Reproduce each line exactly. Skip none.

Extracts from a graphics dataset
________________________

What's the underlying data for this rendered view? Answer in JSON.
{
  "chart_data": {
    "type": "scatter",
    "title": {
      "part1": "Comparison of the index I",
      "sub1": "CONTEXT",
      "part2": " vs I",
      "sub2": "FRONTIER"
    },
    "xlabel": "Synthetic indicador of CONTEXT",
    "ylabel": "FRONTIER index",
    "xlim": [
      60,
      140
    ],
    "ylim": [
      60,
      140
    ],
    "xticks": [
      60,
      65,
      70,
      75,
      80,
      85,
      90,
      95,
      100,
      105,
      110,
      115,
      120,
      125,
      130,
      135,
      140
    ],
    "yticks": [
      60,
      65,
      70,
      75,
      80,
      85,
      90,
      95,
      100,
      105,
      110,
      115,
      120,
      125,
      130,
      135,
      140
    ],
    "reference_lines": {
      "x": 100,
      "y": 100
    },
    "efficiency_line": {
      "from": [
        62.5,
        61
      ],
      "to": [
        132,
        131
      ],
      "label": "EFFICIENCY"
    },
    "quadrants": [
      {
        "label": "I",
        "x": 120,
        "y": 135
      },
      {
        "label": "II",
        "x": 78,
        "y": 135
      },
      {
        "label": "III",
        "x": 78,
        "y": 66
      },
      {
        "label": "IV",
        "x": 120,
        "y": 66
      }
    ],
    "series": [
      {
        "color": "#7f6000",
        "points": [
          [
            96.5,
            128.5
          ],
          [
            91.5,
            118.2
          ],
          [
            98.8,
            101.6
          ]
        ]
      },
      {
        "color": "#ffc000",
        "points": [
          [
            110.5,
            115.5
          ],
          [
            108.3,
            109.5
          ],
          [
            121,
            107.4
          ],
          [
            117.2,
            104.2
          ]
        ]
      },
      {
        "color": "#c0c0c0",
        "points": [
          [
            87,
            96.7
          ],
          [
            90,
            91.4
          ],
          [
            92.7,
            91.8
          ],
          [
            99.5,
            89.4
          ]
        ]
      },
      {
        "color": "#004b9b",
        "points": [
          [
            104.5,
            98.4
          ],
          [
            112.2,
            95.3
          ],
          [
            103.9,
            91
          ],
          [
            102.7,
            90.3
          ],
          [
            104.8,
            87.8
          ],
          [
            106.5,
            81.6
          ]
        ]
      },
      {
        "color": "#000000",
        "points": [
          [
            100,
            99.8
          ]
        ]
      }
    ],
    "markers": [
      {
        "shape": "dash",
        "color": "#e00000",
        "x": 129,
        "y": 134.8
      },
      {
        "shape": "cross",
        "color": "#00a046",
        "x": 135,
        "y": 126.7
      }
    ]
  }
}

________________________

Final result:
What's the underlying data for this rendered view? Answer in JSON.
{
  "chart_data": {
    "type": "scatter",
    "title": {
      "part1": "Comparison of the index I",
      "sub1": "CONTEXT",
      "part2": " vs I",
      "sub2": "FRONTIER"
    },
    "xlabel": "Synthetic indicador of CONTEXT",
    "ylabel": "FRONTIER index",
    "xlim": [
      60,
      140
    ],
    "ylim": [
      60,
      140
    ],
    "xticks": [
      60,
      65,
      70,
      75,
      80,
      85,
      90,
      95,
      100,
      105,
      110,
      115,
      120,
      125,
      130,
      135,
      140
    ],
    "yticks": [
      60,
      65,
      70,
      75,
      80,
      85,
      90,
      95,
      100,
      105,
      110,
      115,
      120,
      125,
      130,
      135,
      140
    ],
    "reference_lines": {
      "x": 100,
      "y": 100
    },
    "efficiency_line": {
      "from": [
        62.5,
        61
      ],
      "to": [
        132,
        131
      ],
      "label": "EFFICIENCY"
    },
    "quadrants": [
      {
        "label": "I",
        "x": 120,
        "y": 135
      },
      {
        "label": "II",
        "x": 78,
        "y": 135
      },
      {
        "label": "III",
        "x": 78,
        "y": 66
      },
      {
        "label": "IV",
        "x": 120,
        "y": 66
      }
    ],
    "series": [
      {
        "color": "#7f6000",
        "points": [
          [
            96.5,
            128.5
          ],
          [
            91.5,
            118.2
          ],
          [
            98.8,
            101.6
          ]
        ]
      },
      {
        "color": "#ffc000",
        "points": [
          [
            110.5,
            115.5
          ],
          [
            108.3,
            109.5
          ],
          [
            121,
            107.4
          ],
          [
            117.2,
            104.2
          ]
        ]
      },
      {
        "color": "#c0c0c0",
        "points": [
          [
            87,
            96.7
          ],
          [
            90,
            91.4
          ],
          [
            92.7,
            91.8
          ],
          [
            99.5,
            89.4
          ]
        ]
      },
      {
        "color": "#004b9b",
        "points": [
          [
            104.5,
            98.4
          ],
          [
            112.2,
            95.3
          ],
          [
            103.9,
            91
          ],
          [
            102.7,
            90.3
          ],
          [
            104.8,
            87.8
          ],
          [
            106.5,
            81.6
          ]
        ]
      },
      {
        "color": "#000000",
        "points": [
          [
            100,
            99.8
          ]
        ]
      }
    ],
    "markers": [
      {
        "shape": "dash",
        "color": "#e00000",
        "x": 129,
        "y": 134.8
      },
      {
        "shape": "cross",
        "color": "#00a046",
        "x": 135,
        "y": 126.7
      }
    ]
  }
}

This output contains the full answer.